╭─ Records for the task

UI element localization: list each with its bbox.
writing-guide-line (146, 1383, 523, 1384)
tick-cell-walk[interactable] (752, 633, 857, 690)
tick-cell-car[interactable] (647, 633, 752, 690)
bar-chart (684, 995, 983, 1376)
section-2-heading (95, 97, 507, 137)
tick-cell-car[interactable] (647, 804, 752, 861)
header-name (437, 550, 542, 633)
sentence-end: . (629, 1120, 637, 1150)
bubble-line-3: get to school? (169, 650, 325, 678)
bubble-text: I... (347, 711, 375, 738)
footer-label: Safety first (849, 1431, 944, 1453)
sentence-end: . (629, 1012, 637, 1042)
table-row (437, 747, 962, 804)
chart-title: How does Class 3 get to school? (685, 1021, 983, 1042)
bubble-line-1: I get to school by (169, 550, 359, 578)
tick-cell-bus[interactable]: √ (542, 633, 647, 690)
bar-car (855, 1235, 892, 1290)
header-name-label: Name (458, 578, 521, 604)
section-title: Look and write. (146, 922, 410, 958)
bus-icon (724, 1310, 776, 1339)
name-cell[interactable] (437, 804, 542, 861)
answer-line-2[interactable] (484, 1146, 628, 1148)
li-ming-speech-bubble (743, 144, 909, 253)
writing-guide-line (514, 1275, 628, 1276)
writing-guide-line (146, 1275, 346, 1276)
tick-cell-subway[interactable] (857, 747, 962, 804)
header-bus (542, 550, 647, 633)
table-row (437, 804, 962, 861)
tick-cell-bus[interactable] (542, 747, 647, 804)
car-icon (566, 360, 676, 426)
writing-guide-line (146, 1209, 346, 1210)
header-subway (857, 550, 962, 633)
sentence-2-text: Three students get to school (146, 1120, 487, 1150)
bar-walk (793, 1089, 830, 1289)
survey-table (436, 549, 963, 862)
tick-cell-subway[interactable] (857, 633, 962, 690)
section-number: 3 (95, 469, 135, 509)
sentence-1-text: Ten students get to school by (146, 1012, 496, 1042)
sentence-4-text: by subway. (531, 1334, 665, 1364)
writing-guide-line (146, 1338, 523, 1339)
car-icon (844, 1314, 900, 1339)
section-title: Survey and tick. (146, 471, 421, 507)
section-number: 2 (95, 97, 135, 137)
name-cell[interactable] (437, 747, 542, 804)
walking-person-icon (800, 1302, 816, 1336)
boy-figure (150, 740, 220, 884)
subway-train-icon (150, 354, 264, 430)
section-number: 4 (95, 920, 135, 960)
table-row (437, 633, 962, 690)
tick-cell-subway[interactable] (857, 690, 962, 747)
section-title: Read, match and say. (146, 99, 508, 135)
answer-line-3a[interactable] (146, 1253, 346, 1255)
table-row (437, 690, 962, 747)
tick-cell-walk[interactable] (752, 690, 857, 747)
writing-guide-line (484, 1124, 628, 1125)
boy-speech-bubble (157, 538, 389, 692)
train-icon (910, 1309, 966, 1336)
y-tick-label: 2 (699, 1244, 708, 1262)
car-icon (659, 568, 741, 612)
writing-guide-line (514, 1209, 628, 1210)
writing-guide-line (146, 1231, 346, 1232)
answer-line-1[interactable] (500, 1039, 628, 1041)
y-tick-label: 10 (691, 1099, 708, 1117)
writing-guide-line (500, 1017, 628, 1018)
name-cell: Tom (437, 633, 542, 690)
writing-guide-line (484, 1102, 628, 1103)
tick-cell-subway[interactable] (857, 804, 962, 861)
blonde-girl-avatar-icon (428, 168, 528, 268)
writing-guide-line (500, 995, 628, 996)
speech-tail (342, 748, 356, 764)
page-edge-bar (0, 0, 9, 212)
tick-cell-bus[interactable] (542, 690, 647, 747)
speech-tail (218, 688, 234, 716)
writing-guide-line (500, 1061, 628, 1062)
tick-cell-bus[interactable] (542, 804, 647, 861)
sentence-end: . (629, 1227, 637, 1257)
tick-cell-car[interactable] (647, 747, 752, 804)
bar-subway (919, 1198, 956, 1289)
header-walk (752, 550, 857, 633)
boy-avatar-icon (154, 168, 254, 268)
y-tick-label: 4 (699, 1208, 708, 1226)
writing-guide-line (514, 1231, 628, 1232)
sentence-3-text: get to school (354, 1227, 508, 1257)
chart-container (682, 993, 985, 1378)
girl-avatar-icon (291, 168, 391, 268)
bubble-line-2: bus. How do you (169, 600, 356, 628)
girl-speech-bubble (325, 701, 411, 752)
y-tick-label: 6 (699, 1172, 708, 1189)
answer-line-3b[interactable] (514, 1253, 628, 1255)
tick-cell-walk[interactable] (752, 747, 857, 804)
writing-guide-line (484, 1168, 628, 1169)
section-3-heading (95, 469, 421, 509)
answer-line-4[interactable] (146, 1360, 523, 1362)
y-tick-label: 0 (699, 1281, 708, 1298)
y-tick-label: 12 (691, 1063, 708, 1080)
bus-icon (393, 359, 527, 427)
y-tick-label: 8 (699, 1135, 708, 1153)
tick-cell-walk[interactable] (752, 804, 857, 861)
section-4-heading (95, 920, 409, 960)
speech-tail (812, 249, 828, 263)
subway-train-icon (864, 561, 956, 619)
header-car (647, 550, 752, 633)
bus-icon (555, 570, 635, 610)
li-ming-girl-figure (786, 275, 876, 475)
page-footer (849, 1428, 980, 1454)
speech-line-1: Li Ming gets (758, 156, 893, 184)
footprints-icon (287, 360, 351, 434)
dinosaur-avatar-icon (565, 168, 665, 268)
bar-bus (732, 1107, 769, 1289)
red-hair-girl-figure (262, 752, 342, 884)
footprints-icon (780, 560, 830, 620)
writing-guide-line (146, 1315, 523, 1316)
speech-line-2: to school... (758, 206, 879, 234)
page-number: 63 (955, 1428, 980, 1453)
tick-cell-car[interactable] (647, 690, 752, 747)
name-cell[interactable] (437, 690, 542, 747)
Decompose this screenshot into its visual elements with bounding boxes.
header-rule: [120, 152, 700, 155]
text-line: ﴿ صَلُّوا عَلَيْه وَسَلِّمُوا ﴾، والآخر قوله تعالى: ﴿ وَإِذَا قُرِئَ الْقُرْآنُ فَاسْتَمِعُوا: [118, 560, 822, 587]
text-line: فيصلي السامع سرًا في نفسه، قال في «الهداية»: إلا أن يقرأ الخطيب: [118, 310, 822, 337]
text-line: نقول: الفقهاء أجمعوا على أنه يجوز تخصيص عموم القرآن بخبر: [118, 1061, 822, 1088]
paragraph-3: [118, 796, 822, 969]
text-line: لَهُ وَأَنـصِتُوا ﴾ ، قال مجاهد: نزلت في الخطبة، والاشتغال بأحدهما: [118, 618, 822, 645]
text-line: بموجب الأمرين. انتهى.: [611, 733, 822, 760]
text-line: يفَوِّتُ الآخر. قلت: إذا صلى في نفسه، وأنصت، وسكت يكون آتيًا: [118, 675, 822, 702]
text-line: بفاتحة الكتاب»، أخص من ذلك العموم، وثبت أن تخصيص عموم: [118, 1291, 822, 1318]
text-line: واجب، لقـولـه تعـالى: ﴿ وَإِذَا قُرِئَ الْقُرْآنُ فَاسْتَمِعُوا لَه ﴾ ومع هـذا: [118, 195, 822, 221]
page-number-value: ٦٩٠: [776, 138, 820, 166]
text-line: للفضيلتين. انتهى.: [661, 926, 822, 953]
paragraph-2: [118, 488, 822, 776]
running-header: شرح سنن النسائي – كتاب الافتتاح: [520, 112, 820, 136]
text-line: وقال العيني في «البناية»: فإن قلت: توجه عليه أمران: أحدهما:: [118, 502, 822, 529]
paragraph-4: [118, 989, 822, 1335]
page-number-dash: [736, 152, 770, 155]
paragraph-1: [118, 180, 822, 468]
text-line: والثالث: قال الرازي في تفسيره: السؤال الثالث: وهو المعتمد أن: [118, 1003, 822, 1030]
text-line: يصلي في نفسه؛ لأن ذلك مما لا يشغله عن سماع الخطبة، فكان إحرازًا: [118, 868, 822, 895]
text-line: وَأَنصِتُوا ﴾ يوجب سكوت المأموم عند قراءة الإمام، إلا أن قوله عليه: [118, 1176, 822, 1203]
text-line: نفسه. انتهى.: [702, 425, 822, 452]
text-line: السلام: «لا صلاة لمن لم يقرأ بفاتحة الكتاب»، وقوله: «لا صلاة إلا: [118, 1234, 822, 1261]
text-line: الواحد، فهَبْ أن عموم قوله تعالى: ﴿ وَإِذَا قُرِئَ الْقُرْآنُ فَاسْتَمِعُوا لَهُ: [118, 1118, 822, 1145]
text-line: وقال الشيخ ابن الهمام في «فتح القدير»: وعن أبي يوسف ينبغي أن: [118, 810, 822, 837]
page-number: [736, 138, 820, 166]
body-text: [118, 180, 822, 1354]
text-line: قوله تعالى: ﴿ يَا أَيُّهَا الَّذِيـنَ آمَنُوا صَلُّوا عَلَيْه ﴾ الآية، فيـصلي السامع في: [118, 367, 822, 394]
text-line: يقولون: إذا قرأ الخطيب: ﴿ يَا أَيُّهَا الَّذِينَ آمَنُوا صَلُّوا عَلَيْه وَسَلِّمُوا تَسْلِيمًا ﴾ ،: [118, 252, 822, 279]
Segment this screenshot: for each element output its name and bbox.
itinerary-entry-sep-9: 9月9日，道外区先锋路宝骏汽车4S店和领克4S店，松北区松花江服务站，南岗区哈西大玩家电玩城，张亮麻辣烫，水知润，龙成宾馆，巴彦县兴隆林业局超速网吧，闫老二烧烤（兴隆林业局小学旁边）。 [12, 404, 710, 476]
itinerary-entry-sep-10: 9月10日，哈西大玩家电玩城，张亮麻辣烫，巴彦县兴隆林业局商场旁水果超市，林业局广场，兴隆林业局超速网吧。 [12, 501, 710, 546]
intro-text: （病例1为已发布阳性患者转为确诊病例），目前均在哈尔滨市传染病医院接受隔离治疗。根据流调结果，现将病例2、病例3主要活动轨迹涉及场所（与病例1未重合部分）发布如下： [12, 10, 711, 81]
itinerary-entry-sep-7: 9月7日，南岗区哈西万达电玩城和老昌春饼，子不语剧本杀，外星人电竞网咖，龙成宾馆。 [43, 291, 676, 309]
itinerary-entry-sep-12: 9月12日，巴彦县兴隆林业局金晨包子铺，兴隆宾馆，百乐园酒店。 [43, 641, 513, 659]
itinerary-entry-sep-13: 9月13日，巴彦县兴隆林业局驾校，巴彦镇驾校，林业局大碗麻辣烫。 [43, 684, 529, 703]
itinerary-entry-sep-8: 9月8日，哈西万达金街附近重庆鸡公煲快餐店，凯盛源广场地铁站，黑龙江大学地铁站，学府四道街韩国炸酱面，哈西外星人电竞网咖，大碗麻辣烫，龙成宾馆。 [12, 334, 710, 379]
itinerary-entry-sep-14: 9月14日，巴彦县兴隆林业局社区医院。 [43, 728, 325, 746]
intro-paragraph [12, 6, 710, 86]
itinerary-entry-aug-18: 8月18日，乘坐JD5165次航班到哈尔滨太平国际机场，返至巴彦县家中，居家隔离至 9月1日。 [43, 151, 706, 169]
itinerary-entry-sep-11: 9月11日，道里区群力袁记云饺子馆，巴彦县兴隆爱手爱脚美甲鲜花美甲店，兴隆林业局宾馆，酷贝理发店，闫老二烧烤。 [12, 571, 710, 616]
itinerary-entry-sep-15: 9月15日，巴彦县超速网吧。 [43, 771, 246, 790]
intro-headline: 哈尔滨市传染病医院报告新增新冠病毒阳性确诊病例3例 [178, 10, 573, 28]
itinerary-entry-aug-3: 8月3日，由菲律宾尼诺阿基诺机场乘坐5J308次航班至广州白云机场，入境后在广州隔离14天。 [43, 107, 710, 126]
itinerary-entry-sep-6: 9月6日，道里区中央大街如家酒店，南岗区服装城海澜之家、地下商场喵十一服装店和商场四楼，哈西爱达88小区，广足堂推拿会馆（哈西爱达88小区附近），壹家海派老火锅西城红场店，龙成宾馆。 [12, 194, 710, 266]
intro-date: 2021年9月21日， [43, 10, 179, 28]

╰─

Lay out as a numbered list the lines from the start of the records up to and including the line containing "chart-title: How does", omitting any blank lines.

Solution:
1. UI element localization: list each with its bbox.
2. writing-guide-line (146, 1383, 523, 1384)
3. tick-cell-walk[interactable] (752, 633, 857, 690)
4. tick-cell-car[interactable] (647, 633, 752, 690)
5. bar-chart (684, 995, 983, 1376)
6. section-2-heading (95, 97, 507, 137)
7. tick-cell-car[interactable] (647, 804, 752, 861)
8. header-name (437, 550, 542, 633)
9. sentence-end: . (629, 1120, 637, 1150)
10. bubble-line-3: get to school? (169, 650, 325, 678)
11. bubble-text: I... (347, 711, 375, 738)
12. footer-label: Safety first (849, 1431, 944, 1453)
13. sentence-end: . (629, 1012, 637, 1042)
14. table-row (437, 747, 962, 804)
15. chart-title: How does Class 3 get to school? (685, 1021, 983, 1042)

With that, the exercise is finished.